* _MATERIAL PROVIDED_:
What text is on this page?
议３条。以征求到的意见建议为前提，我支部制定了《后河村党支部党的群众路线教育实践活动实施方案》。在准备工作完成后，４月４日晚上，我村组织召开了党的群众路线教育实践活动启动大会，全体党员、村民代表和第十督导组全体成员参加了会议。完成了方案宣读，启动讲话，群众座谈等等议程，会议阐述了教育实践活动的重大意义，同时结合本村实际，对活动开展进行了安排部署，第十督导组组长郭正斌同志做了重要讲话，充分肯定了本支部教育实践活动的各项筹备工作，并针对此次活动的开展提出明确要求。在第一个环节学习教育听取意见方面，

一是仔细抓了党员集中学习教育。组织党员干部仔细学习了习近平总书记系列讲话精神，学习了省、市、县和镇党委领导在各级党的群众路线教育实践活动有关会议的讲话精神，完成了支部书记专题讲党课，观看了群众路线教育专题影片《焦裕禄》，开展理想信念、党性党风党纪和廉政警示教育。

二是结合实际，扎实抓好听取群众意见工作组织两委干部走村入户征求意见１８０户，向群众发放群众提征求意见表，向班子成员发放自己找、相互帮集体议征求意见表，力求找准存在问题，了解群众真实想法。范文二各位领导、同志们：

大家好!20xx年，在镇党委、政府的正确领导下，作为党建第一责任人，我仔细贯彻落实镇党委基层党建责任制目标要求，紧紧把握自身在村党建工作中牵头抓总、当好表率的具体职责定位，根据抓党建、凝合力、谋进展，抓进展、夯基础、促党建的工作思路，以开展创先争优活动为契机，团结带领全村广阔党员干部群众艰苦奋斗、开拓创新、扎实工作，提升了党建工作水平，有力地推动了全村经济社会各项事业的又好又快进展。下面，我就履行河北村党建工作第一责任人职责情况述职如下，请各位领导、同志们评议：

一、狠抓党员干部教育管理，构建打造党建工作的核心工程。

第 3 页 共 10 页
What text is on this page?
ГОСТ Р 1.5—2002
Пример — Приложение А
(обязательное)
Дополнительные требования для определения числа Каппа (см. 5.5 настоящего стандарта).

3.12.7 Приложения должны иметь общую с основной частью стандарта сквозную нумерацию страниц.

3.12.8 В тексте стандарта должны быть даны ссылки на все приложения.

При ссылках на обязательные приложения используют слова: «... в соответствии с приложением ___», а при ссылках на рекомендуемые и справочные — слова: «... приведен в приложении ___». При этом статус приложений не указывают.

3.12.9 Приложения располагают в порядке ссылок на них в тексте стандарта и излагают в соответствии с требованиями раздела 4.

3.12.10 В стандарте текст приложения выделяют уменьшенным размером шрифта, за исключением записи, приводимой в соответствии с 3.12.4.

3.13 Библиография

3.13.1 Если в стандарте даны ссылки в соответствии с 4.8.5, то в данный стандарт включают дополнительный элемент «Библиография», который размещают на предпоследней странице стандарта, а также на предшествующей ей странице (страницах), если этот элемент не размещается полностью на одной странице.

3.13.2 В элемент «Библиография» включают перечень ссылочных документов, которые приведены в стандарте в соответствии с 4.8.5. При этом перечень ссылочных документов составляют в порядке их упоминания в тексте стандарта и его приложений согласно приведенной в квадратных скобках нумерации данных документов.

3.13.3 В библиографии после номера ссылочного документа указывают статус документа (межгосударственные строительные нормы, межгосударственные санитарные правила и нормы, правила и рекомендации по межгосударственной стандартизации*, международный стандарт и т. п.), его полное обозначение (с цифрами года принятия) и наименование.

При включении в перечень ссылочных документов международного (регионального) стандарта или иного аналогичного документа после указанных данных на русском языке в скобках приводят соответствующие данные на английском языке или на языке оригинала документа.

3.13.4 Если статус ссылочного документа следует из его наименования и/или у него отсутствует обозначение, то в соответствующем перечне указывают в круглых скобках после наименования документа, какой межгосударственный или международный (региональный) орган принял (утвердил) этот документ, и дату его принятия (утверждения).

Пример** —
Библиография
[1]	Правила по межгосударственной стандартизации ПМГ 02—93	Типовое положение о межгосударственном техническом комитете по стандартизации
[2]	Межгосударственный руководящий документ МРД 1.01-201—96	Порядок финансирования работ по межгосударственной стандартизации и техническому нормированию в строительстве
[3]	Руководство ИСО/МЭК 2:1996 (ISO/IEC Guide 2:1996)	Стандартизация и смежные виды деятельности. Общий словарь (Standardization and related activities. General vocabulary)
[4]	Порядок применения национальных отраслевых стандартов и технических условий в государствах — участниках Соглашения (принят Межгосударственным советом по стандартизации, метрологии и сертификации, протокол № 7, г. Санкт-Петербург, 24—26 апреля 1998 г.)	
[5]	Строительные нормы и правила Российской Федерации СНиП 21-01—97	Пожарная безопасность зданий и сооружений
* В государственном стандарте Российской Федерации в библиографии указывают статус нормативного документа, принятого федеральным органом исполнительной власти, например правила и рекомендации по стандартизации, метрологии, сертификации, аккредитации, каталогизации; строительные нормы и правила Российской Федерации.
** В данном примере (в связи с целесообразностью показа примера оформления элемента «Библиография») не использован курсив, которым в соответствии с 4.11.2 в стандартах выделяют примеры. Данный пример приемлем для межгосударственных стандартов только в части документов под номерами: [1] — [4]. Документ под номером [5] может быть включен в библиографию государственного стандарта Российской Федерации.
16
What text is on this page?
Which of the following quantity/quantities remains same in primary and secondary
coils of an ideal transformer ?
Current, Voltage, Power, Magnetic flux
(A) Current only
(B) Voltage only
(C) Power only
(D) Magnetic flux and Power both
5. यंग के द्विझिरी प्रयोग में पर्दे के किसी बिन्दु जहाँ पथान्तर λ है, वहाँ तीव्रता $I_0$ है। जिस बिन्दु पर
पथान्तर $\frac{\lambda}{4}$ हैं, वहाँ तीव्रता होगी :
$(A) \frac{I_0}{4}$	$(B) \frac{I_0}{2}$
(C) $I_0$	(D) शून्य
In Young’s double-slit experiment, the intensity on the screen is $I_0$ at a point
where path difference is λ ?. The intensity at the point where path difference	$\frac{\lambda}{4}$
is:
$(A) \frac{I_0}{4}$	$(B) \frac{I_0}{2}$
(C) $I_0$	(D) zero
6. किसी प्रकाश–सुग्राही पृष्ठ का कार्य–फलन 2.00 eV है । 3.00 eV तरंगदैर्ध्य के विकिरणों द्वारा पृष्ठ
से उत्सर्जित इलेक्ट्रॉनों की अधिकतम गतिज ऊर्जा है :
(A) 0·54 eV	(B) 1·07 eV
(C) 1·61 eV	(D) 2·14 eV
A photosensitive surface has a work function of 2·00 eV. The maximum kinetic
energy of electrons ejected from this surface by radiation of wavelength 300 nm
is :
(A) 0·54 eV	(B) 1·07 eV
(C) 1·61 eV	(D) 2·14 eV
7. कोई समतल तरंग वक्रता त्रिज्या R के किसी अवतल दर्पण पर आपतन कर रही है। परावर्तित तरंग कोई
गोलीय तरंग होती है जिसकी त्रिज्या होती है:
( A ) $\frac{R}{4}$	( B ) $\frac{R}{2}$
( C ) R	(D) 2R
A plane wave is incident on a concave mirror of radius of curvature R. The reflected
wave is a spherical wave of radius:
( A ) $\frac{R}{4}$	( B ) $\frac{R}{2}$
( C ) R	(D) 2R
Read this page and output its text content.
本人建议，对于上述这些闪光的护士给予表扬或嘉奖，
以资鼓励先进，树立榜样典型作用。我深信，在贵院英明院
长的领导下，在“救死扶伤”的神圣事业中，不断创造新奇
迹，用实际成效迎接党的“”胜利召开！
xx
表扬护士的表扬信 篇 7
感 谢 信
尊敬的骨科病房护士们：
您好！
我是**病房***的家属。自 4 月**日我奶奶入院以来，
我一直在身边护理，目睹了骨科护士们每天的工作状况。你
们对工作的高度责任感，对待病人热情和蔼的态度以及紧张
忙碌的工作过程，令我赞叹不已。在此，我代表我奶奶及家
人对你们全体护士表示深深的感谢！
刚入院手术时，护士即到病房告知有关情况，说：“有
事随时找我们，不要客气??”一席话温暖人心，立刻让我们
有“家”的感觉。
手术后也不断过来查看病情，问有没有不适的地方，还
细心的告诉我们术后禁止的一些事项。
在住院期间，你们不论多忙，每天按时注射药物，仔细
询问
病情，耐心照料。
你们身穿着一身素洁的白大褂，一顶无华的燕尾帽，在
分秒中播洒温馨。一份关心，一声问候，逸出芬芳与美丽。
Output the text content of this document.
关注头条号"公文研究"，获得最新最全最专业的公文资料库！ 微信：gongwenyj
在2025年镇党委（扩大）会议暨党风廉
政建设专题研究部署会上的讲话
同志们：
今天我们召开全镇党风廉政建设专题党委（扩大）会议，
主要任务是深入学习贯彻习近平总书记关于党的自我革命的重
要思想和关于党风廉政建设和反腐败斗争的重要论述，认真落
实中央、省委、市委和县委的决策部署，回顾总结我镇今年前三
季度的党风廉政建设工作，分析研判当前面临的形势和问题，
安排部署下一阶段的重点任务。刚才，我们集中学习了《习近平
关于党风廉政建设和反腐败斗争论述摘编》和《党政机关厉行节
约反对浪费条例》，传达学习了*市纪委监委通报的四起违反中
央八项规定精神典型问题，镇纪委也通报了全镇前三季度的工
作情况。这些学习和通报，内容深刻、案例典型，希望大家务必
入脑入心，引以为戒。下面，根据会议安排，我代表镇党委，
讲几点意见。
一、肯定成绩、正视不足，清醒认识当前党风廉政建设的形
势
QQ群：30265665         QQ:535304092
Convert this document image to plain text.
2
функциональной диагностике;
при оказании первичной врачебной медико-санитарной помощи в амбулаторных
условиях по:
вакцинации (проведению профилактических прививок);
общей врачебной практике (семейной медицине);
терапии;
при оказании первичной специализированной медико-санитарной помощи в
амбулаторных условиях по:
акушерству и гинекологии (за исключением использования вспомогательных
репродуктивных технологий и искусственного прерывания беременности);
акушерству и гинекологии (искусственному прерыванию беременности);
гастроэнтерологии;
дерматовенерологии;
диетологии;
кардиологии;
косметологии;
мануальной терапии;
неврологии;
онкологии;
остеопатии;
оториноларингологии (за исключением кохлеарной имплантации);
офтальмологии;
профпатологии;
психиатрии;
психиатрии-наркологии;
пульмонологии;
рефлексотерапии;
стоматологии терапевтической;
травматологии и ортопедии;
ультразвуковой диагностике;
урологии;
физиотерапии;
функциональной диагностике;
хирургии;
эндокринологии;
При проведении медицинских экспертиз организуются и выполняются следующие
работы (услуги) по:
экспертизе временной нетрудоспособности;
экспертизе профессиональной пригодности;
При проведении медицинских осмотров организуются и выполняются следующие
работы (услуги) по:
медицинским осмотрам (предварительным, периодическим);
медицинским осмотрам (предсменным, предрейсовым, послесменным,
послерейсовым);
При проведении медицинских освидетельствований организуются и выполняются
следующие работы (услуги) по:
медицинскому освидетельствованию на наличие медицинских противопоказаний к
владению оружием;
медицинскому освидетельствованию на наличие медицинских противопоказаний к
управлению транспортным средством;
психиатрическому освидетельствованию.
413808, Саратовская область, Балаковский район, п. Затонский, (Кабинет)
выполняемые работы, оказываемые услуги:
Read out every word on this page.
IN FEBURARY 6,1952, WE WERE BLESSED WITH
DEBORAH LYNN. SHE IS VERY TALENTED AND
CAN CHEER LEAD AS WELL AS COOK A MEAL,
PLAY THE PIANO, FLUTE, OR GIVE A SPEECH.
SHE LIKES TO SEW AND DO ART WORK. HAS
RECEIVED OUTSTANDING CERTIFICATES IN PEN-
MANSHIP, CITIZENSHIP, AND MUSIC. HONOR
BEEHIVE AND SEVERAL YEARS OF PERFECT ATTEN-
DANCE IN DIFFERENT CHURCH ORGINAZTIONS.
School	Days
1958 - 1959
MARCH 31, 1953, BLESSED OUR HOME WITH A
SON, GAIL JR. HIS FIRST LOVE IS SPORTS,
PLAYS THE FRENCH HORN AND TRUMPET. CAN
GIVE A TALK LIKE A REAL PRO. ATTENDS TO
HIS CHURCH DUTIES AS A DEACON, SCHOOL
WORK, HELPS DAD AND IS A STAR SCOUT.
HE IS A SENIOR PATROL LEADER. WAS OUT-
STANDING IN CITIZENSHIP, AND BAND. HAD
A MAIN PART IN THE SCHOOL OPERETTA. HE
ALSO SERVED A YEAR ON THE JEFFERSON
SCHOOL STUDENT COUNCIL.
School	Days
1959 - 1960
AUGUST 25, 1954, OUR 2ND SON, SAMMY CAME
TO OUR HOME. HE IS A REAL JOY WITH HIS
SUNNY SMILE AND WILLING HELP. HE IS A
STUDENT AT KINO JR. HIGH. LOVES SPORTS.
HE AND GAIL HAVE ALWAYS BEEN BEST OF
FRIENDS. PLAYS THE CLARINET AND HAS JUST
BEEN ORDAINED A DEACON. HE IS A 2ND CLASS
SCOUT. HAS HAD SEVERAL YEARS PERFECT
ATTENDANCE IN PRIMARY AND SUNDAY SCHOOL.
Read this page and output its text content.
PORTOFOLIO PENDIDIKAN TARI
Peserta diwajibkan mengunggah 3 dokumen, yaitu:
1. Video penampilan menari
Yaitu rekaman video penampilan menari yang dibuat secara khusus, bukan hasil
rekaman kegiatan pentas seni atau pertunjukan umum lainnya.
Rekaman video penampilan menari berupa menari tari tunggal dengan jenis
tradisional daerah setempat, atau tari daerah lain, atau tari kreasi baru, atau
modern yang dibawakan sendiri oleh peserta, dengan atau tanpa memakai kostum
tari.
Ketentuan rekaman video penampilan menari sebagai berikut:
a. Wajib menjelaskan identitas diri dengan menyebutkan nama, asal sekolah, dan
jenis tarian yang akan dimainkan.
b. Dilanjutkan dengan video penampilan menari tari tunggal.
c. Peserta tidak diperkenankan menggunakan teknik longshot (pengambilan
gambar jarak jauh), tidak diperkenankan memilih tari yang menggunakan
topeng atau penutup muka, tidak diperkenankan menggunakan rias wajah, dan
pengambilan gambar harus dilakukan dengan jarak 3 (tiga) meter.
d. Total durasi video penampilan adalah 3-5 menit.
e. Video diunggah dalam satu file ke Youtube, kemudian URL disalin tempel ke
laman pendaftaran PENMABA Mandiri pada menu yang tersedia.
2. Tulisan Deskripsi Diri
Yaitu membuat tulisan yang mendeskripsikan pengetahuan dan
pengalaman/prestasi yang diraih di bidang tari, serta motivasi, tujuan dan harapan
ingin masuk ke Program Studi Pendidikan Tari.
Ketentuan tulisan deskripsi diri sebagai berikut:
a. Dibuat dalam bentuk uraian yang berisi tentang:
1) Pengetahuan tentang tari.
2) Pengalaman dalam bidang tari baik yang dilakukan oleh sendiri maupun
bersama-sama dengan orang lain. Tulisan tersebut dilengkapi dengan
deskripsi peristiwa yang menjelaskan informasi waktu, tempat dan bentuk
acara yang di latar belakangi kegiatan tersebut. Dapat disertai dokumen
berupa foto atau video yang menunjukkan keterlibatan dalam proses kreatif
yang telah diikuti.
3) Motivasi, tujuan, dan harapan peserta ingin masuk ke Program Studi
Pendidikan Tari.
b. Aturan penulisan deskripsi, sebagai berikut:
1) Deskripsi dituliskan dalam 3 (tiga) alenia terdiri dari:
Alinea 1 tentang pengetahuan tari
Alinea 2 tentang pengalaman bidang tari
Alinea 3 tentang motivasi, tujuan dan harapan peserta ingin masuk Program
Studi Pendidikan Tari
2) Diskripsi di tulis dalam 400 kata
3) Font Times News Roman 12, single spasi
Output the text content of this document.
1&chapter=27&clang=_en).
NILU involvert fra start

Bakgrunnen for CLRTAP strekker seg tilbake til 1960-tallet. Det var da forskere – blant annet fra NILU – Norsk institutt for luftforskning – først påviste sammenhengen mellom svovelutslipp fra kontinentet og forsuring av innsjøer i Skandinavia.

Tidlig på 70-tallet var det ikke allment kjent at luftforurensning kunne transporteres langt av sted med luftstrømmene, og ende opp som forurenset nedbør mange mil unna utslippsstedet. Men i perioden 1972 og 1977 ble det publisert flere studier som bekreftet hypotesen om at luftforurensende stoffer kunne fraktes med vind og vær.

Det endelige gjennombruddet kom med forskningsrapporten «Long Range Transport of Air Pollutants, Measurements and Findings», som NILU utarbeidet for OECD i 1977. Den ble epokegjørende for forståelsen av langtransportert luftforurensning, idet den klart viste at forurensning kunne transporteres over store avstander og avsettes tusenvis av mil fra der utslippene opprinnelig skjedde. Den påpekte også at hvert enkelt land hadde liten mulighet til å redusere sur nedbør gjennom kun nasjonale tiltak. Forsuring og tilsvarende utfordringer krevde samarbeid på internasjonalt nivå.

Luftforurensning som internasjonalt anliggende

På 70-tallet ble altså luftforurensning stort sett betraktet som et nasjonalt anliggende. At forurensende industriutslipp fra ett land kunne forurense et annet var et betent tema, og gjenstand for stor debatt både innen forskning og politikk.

* _PROBLEM DESCRIPTION_: Copy out every line where the word "surface" occurs.

* _COMPLETED TASK_:
A photosensitive surface has a work function of 2·00 eV. The maximum kinetic
energy of electrons ejected from this surface by radiation of wavelength 300 nm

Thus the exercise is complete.